> [Task material]:
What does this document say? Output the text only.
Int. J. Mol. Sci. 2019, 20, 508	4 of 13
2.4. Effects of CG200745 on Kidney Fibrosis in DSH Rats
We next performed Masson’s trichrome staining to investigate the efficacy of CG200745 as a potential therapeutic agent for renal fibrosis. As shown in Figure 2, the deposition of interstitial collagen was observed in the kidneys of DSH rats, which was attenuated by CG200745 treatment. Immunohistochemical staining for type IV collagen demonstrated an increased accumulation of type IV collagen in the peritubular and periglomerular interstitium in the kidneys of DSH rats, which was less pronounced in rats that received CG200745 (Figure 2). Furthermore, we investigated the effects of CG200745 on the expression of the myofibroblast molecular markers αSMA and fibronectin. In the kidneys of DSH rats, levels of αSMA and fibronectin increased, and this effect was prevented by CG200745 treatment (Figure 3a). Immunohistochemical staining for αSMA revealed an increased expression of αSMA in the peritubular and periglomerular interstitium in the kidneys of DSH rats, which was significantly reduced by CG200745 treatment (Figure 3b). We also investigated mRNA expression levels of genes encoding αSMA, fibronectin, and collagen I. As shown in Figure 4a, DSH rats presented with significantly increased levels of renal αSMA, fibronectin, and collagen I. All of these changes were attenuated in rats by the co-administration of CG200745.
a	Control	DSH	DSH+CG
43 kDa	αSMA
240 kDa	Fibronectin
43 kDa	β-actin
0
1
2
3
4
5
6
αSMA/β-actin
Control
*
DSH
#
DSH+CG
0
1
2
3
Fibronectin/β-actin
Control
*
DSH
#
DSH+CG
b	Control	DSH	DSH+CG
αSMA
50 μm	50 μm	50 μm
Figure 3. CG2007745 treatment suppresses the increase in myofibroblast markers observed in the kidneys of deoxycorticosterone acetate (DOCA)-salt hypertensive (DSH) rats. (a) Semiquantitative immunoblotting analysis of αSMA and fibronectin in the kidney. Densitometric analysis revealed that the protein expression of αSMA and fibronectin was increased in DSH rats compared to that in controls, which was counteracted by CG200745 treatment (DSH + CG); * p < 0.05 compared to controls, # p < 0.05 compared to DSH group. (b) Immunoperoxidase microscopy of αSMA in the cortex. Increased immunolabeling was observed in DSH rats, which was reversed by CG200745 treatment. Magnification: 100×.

> [The task]: When a line in the records holds the string "actin", copy that line.

> [Problem solution]:
43 kDa	β-actin
αSMA/β-actin
Fibronectin/β-actin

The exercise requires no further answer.